Objective | Copy out each line below that contains the word "НОВОСТИ". Match uppercase and lowercase letters exactly.
%%
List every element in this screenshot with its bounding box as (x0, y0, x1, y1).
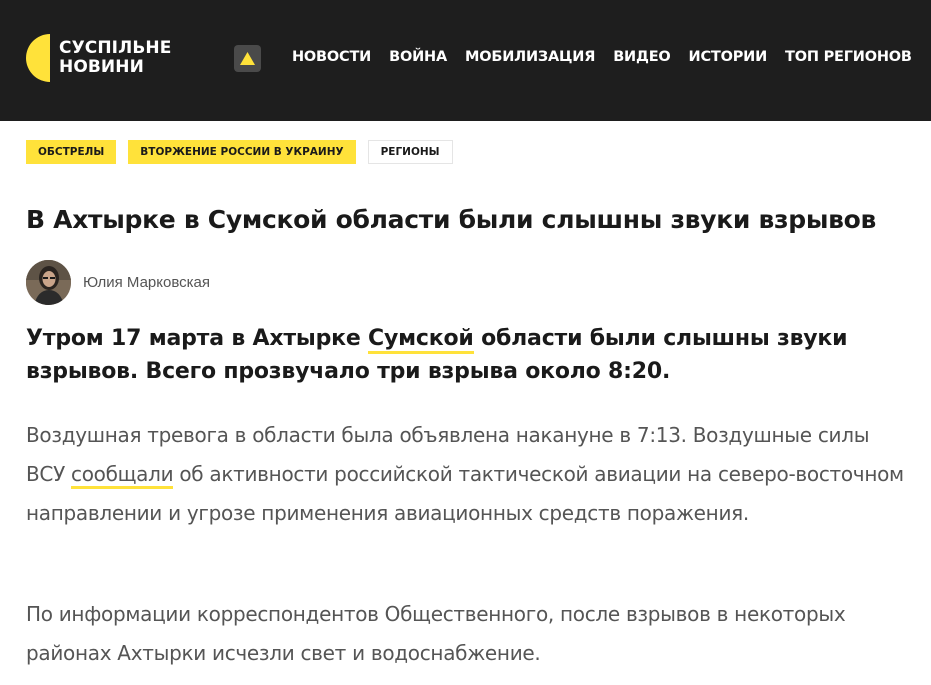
logo-text: СУСПІЛЬНЕ НОВИНИ (59, 39, 171, 77)
nav-item-video[interactable]: ВИДЕО (613, 49, 671, 65)
tag-shelling[interactable]: ОБСТРЕЛЫ (26, 140, 117, 164)
logo-half-circle-icon (26, 34, 50, 82)
warning-triangle-icon (240, 52, 255, 65)
author-photo (26, 260, 71, 305)
article-paragraph-2: По информации корреспондентов Общественн… (26, 602, 846, 665)
author-name: Юлия Марковская (83, 274, 210, 291)
site-logo[interactable]: СУСПІЛЬНЕ НОВИНИ (26, 34, 171, 82)
author-block[interactable]: Юлия Марковская (26, 260, 210, 305)
nav-item-war[interactable]: ВОЙНА (389, 49, 447, 65)
alert-button[interactable] (234, 45, 261, 72)
article-lead: Утром 17 марта в Ахтырке Сумской области… (26, 322, 886, 388)
article-paragraph-1: Воздушная тревога в области была объявле… (26, 416, 906, 533)
logo-line-2: НОВИНИ (59, 57, 144, 77)
logo-line-1: СУСПІЛЬНЕ (59, 38, 172, 58)
article-title: В Ахтырке в Сумской области были слышны … (26, 205, 877, 234)
nav-item-mobilization[interactable]: МОБИЛИЗАЦИЯ (465, 49, 595, 65)
tag-list: ОБСТРЕЛЫ ВТОРЖЕНИЕ РОССИИ В УКРАИНУ РЕГИ… (26, 140, 465, 164)
lead-text-before: Утром 17 марта в Ахтырке (26, 326, 369, 351)
nav-item-top-regions[interactable]: ТОП РЕГИОНОВ (785, 49, 912, 65)
site-header: СУСПІЛЬНЕ НОВИНИ НОВОСТИ ВОЙНА МОБИЛИЗАЦ… (0, 0, 931, 121)
tag-regions[interactable]: РЕГИОНЫ (367, 140, 453, 164)
nav-item-stories[interactable]: ИСТОРИИ (689, 49, 768, 65)
author-avatar (26, 260, 71, 305)
lead-link-sumy[interactable]: Сумской (368, 326, 474, 354)
main-nav: НОВОСТИ ВОЙНА МОБИЛИЗАЦИЯ ВИДЕО ИСТОРИИ … (292, 49, 912, 65)
nav-item-news[interactable]: НОВОСТИ (292, 49, 371, 65)
p1-link-reported[interactable]: сообщали (71, 462, 174, 489)
tag-russian-invasion[interactable]: ВТОРЖЕНИЕ РОССИИ В УКРАИНУ (128, 140, 356, 164)
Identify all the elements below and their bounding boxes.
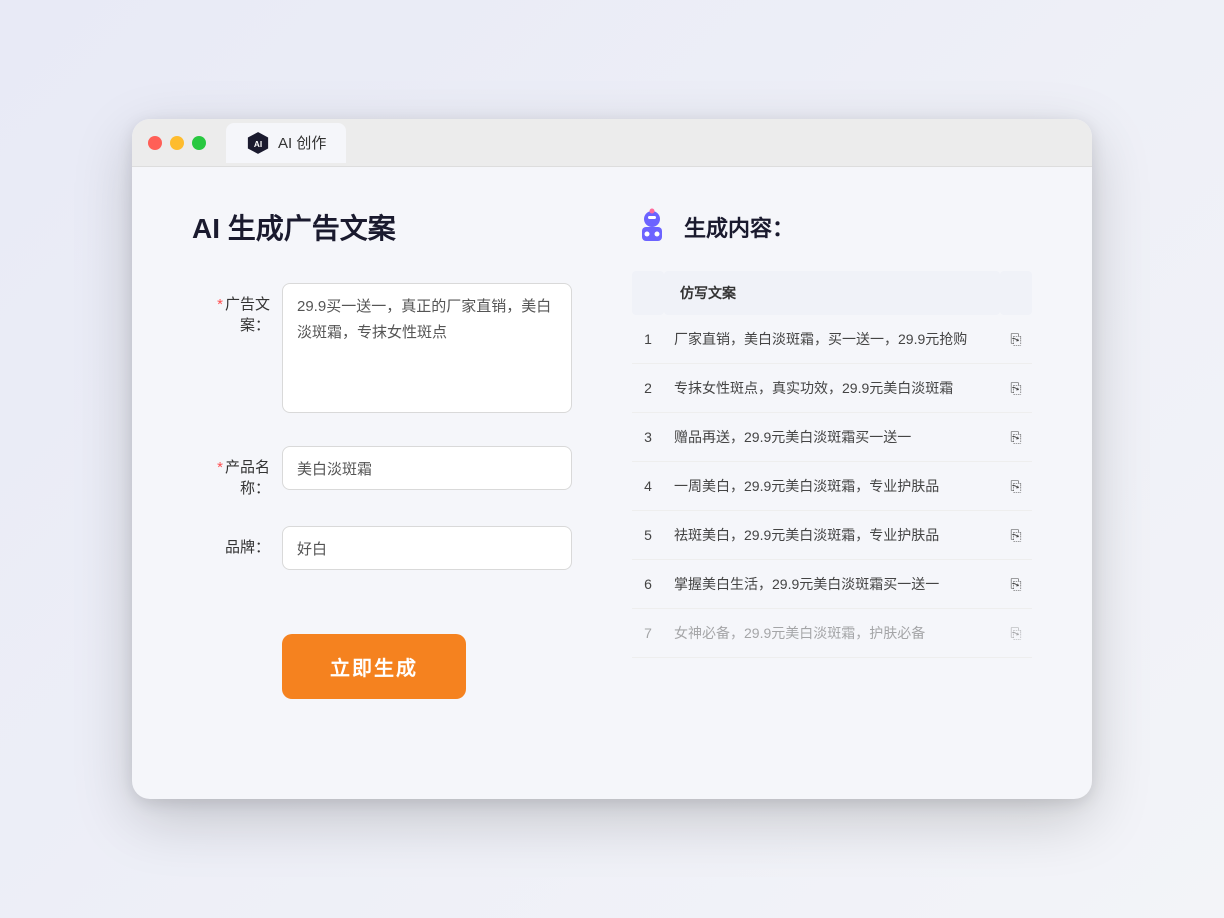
%%
Solved exercise |
site-header: СУСПІЛЬНЕ НОВИНИ НОВОСТИ ВОЙНА МОБИЛИЗАЦ… (0, 0, 931, 121)
main-nav: НОВОСТИ ВОЙНА МОБИЛИЗАЦИЯ ВИДЕО ИСТОРИИ … (292, 49, 912, 65)
nav-item-news[interactable]: НОВОСТИ (292, 49, 371, 65)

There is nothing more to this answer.